== Extracted records ==
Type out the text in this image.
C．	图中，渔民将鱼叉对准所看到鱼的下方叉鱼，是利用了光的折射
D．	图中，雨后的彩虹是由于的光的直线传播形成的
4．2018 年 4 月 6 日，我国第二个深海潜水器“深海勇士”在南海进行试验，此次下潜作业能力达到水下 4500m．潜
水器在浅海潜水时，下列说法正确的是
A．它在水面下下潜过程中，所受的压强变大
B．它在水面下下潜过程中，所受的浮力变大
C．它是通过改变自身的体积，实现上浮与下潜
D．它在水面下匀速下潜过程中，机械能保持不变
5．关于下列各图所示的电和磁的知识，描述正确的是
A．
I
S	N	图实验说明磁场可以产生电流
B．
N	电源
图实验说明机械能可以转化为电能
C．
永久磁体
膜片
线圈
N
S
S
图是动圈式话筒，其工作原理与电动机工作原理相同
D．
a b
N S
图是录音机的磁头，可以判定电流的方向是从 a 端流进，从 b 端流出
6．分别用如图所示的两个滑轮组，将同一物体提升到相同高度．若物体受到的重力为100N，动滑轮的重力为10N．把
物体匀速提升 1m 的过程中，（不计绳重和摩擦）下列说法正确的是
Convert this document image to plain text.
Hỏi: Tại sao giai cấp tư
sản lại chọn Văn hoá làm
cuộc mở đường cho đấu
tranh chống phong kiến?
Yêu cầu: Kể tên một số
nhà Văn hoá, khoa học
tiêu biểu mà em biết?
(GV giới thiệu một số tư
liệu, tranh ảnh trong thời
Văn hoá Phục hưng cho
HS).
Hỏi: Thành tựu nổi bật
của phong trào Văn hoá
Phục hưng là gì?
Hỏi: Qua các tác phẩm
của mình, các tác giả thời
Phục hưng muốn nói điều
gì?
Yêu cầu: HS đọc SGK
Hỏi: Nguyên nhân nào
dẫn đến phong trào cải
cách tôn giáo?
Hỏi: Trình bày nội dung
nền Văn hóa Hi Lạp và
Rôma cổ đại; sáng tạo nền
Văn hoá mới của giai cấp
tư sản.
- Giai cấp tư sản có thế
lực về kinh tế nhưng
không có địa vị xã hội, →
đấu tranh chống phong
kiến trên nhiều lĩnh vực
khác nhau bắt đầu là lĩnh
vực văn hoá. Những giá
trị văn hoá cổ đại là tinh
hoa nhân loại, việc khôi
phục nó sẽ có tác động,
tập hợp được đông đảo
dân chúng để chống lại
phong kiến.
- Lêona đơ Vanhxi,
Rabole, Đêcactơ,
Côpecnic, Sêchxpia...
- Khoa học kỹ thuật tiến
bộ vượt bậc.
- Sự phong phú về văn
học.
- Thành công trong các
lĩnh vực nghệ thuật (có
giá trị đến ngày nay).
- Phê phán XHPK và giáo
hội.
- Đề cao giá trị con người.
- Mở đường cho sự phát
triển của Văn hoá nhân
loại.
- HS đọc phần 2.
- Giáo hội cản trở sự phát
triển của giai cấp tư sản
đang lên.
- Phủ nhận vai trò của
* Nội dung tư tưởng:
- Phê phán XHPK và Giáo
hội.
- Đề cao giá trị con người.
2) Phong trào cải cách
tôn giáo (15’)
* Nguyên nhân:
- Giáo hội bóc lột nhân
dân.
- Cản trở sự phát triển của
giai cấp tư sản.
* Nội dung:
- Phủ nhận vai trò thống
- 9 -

== The problem ==
Pick out and copy the lines of the material that include the word "image".

== Response to the task ==
Type out the text in this image.
Convert this document image to plain text.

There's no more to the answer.